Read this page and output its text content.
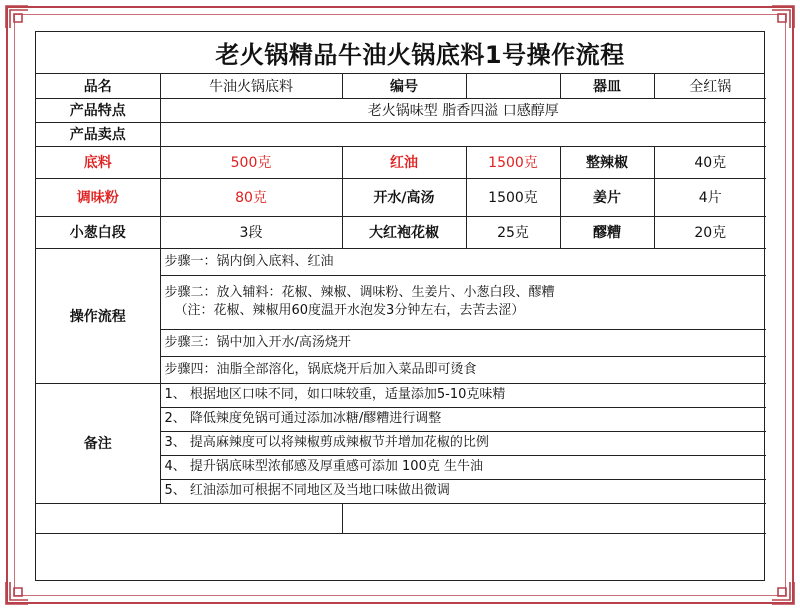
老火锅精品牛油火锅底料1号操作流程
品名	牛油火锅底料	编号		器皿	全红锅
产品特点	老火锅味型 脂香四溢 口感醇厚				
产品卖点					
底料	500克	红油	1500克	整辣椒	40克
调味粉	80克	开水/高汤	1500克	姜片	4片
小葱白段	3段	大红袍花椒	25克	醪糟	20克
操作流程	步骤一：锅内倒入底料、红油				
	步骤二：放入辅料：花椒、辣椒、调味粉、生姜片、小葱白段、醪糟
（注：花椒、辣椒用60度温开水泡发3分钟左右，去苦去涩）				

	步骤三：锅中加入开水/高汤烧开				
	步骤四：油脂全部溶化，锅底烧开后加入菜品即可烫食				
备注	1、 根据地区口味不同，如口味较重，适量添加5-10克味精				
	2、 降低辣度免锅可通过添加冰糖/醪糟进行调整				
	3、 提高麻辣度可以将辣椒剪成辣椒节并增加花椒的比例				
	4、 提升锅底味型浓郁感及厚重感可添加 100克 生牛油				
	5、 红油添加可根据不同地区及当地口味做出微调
◇ ◇ ◇ ◇ ◇ ◇ ◇
Take the records above and transcribe them exactly, dropping every picture.

Read this page and output its text content.
老火锅精品牛油火锅底料1号操作流程
品名	牛油火锅底料	编号		器皿	全红锅
产品特点	老火锅味型 脂香四溢 口感醇厚				
产品卖点					
底料	500克	红油	1500克	整辣椒	40克
调味粉	80克	开水/高汤	1500克	姜片	4片
小葱白段	3段	大红袍花椒	25克	醪糟	20克
操作流程	步骤一：锅内倒入底料、红油				
	步骤二：放入辅料：花椒、辣椒、调味粉、生姜片、小葱白段、醪糟
（注：花椒、辣椒用60度温开水泡发3分钟左右，去苦去涩）				

	步骤三：锅中加入开水/高汤烧开				
	步骤四：油脂全部溶化，锅底烧开后加入菜品即可烫食				
备注	1、 根据地区口味不同，如口味较重，适量添加5-10克味精				
	2、 降低辣度免锅可通过添加冰糖/醪糟进行调整				
	3、 提高麻辣度可以将辣椒剪成辣椒节并增加花椒的比例				
	4、 提升锅底味型浓郁感及厚重感可添加 100克 生牛油				
	5、 红油添加可根据不同地区及当地口味做出微调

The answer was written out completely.